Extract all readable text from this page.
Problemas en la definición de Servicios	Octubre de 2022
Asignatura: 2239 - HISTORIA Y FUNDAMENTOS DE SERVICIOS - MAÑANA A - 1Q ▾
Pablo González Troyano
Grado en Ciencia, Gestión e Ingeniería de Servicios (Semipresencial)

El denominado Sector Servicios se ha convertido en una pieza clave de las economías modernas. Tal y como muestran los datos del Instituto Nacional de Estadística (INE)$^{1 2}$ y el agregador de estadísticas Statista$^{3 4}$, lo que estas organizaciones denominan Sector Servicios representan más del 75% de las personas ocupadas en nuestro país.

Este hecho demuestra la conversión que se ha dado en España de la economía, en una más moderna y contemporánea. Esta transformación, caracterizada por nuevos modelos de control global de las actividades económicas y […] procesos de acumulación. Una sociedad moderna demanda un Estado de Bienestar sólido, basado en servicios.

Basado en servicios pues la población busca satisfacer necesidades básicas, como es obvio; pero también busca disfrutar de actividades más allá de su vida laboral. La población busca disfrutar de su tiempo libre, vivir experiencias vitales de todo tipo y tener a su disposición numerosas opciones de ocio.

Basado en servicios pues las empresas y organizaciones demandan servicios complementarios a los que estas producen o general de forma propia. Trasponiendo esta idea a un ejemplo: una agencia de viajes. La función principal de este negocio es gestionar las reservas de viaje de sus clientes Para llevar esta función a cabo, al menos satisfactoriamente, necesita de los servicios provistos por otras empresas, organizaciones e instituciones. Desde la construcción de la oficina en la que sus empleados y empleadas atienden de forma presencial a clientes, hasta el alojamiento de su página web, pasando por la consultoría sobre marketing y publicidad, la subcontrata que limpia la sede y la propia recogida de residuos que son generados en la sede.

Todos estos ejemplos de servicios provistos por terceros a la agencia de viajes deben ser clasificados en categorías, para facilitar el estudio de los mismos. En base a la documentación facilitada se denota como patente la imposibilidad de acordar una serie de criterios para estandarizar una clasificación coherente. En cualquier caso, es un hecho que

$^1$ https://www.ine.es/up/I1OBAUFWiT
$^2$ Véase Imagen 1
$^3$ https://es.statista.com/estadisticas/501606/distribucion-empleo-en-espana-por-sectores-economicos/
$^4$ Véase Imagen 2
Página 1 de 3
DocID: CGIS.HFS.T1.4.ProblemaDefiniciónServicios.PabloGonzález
______
*Problem details*.
Transcribe each entry exactly.

*Response*.
Extract all readable text from this page.
Problemas en la definición de Servicios	Octubre de 2022
Asignatura: 2239 - HISTORIA Y FUNDAMENTOS DE SERVICIOS - MAÑANA A - 1Q ▾
Pablo González Troyano
Grado en Ciencia, Gestión e Ingeniería de Servicios (Semipresencial)

El denominado Sector Servicios se ha convertido en una pieza clave de las economías modernas. Tal y como muestran los datos del Instituto Nacional de Estadística (INE)$^{1 2}$ y el agregador de estadísticas Statista$^{3 4}$, lo que estas organizaciones denominan Sector Servicios representan más del 75% de las personas ocupadas en nuestro país.

Este hecho demuestra la conversión que se ha dado en España de la economía, en una más moderna y contemporánea. Esta transformación, caracterizada por nuevos modelos de control global de las actividades económicas y […] procesos de acumulación. Una sociedad moderna demanda un Estado de Bienestar sólido, basado en servicios.

Basado en servicios pues la población busca satisfacer necesidades básicas, como es obvio; pero también busca disfrutar de actividades más allá de su vida laboral. La población busca disfrutar de su tiempo libre, vivir experiencias vitales de todo tipo y tener a su disposición numerosas opciones de ocio.

Basado en servicios pues las empresas y organizaciones demandan servicios complementarios a los que estas producen o general de forma propia. Trasponiendo esta idea a un ejemplo: una agencia de viajes. La función principal de este negocio es gestionar las reservas de viaje de sus clientes Para llevar esta función a cabo, al menos satisfactoriamente, necesita de los servicios provistos por otras empresas, organizaciones e instituciones. Desde la construcción de la oficina en la que sus empleados y empleadas atienden de forma presencial a clientes, hasta el alojamiento de su página web, pasando por la consultoría sobre marketing y publicidad, la subcontrata que limpia la sede y la propia recogida de residuos que son generados en la sede.

Todos estos ejemplos de servicios provistos por terceros a la agencia de viajes deben ser clasificados en categorías, para facilitar el estudio de los mismos. En base a la documentación facilitada se denota como patente la imposibilidad de acordar una serie de criterios para estandarizar una clasificación coherente. En cualquier caso, es un hecho que

$^1$ https://www.ine.es/up/I1OBAUFWiT
$^2$ Véase Imagen 1
$^3$ https://es.statista.com/estadisticas/501606/distribucion-empleo-en-espana-por-sectores-economicos/
$^4$ Véase Imagen 2
Página 1 de 3
DocID: CGIS.HFS.T1.4.ProblemaDefiniciónServicios.PabloGonzález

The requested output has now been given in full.